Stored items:
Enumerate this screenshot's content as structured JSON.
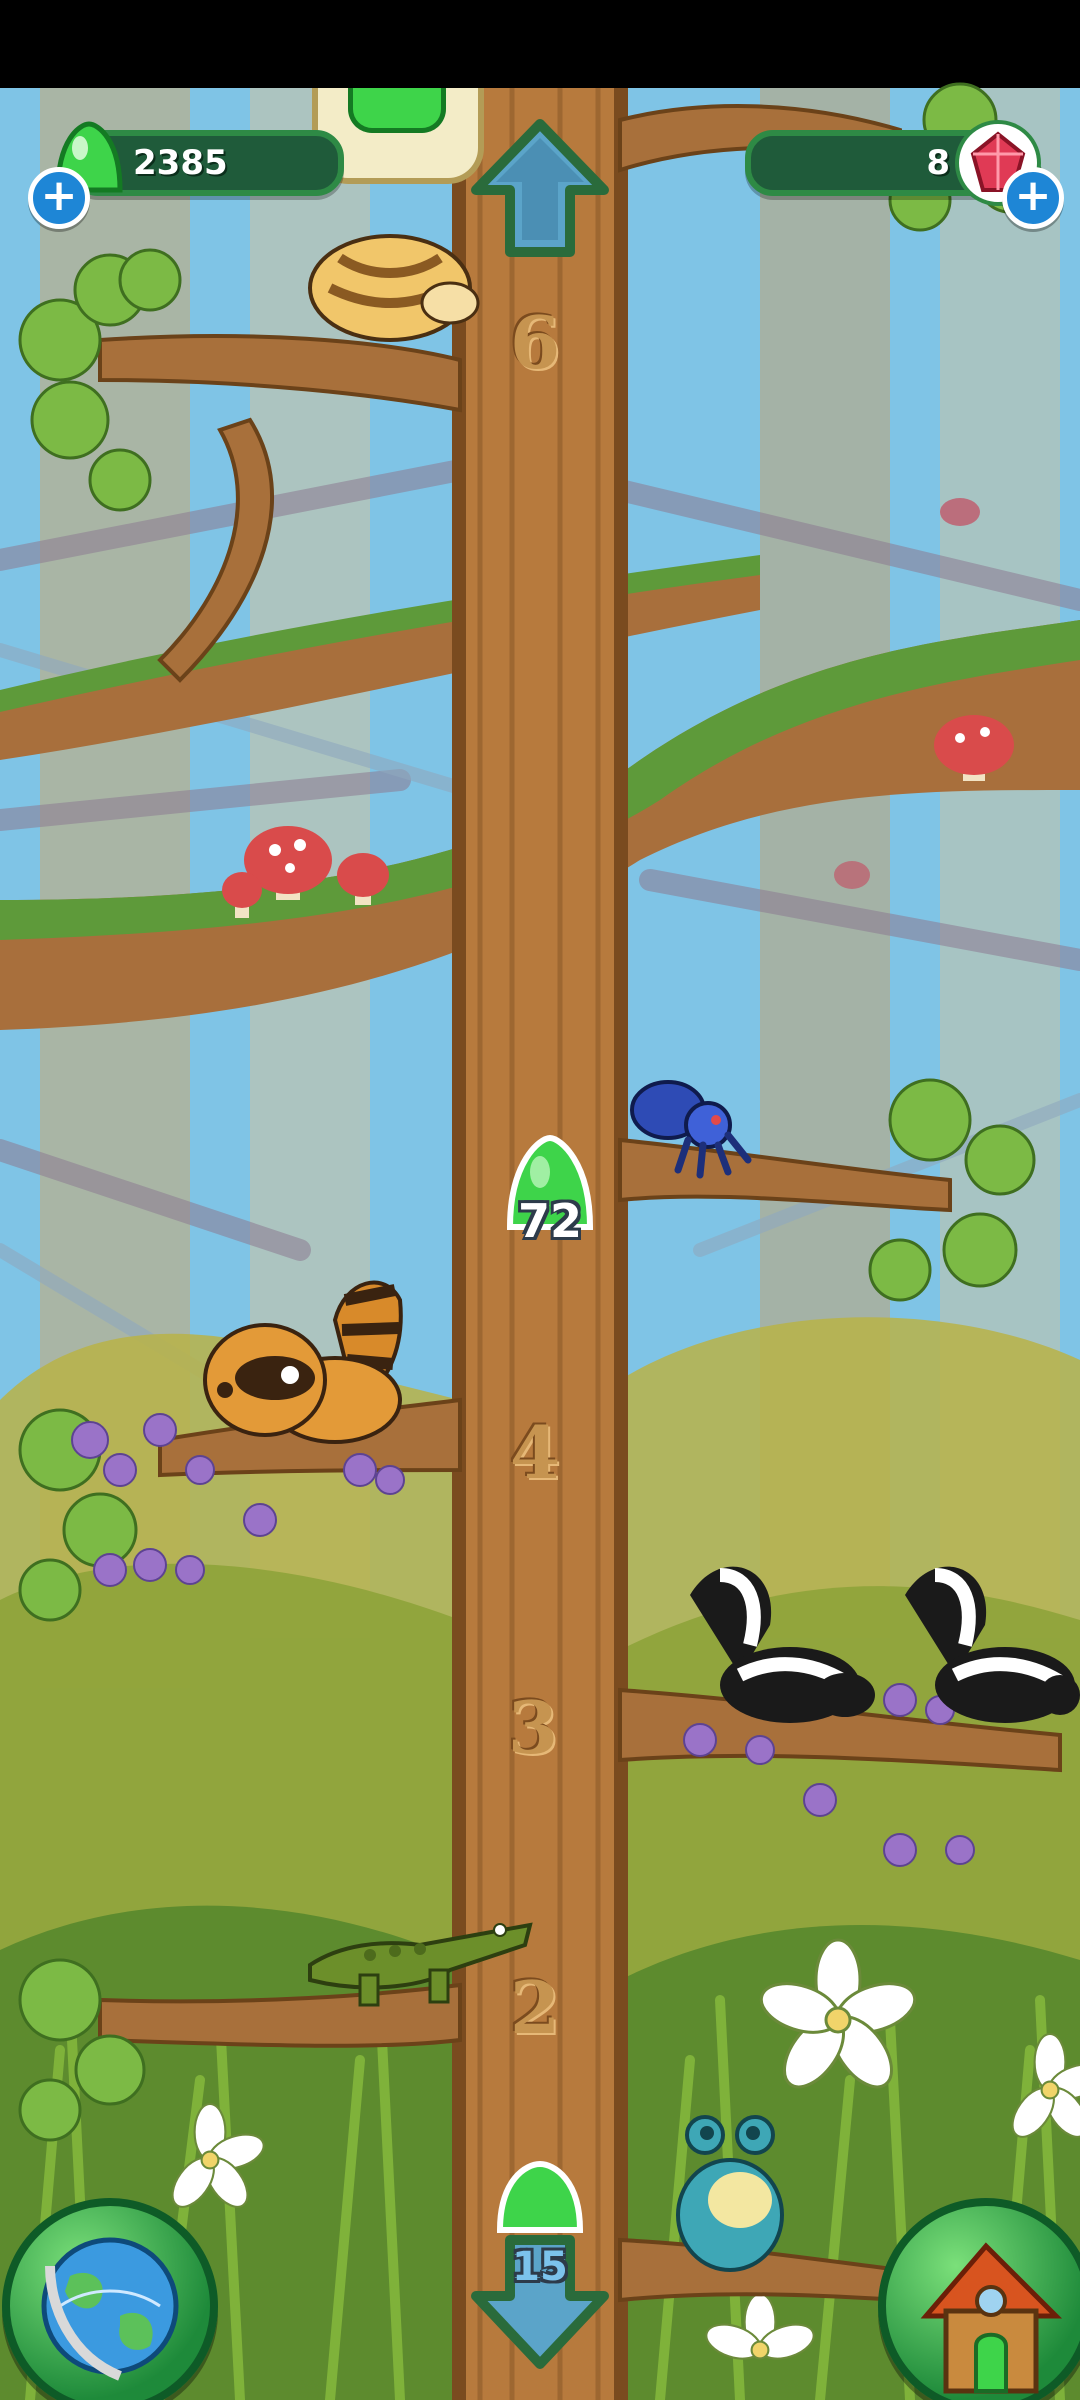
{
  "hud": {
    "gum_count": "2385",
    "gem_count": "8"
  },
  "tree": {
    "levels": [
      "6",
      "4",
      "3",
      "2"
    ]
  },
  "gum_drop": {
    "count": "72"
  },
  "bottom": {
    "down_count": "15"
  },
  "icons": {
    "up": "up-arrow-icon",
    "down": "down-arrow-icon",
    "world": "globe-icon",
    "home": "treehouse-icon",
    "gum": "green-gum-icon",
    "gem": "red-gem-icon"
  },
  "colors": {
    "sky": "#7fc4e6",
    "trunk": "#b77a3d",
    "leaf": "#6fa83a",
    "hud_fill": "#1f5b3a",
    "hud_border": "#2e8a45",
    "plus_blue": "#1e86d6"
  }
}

• TASK REQUIREMENTS:
Say how many lines in this material hold "arrow", and say nothing else.

• RIGHT ANSWER:
2